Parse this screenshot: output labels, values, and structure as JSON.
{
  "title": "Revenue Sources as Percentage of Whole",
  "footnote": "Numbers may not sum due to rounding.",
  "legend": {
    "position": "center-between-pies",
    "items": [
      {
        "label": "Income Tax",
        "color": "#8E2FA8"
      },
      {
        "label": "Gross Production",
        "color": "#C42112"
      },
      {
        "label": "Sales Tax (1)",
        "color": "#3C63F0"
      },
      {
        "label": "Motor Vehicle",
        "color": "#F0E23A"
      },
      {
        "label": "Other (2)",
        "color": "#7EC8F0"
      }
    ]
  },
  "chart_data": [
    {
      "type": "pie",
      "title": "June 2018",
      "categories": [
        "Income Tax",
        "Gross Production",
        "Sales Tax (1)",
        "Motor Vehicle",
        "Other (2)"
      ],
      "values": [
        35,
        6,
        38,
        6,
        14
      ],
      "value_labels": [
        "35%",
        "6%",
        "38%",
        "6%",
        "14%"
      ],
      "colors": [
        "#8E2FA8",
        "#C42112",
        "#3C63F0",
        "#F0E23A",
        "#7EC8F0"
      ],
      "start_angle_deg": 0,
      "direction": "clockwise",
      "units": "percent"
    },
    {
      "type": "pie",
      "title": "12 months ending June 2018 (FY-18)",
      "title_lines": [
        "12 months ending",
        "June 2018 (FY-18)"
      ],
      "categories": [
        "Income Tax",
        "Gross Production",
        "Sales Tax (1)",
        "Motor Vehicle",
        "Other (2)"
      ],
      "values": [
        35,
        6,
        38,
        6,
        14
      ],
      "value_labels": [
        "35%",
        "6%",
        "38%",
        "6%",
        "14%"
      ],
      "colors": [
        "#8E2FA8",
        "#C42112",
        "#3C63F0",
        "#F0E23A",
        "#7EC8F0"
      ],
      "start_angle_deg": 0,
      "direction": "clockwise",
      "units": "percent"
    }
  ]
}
-------
Output every entry shown above, exactly.

▸ **Written answer**
Parse this screenshot: output labels, values, and structure as JSON.
{
  "title": "Revenue Sources as Percentage of Whole",
  "footnote": "Numbers may not sum due to rounding.",
  "legend": {
    "position": "center-between-pies",
    "items": [
      {
        "label": "Income Tax",
        "color": "#8E2FA8"
      },
      {
        "label": "Gross Production",
        "color": "#C42112"
      },
      {
        "label": "Sales Tax (1)",
        "color": "#3C63F0"
      },
      {
        "label": "Motor Vehicle",
        "color": "#F0E23A"
      },
      {
        "label": "Other (2)",
        "color": "#7EC8F0"
      }
    ]
  },
  "chart_data": [
    {
      "type": "pie",
      "title": "June 2018",
      "categories": [
        "Income Tax",
        "Gross Production",
        "Sales Tax (1)",
        "Motor Vehicle",
        "Other (2)"
      ],
      "values": [
        35,
        6,
        38,
        6,
        14
      ],
      "value_labels": [
        "35%",
        "6%",
        "38%",
        "6%",
        "14%"
      ],
      "colors": [
        "#8E2FA8",
        "#C42112",
        "#3C63F0",
        "#F0E23A",
        "#7EC8F0"
      ],
      "start_angle_deg": 0,
      "direction": "clockwise",
      "units": "percent"
    },
    {
      "type": "pie",
      "title": "12 months ending June 2018 (FY-18)",
      "title_lines": [
        "12 months ending",
        "June 2018 (FY-18)"
      ],
      "categories": [
        "Income Tax",
        "Gross Production",
        "Sales Tax (1)",
        "Motor Vehicle",
        "Other (2)"
      ],
      "values": [
        35,
        6,
        38,
        6,
        14
      ],
      "value_labels": [
        "35%",
        "6%",
        "38%",
        "6%",
        "14%"
      ],
      "colors": [
        "#8E2FA8",
        "#C42112",
        "#3C63F0",
        "#F0E23A",
        "#7EC8F0"
      ],
      "start_angle_deg": 0,
      "direction": "clockwise",
      "units": "percent"
    }
  ]
}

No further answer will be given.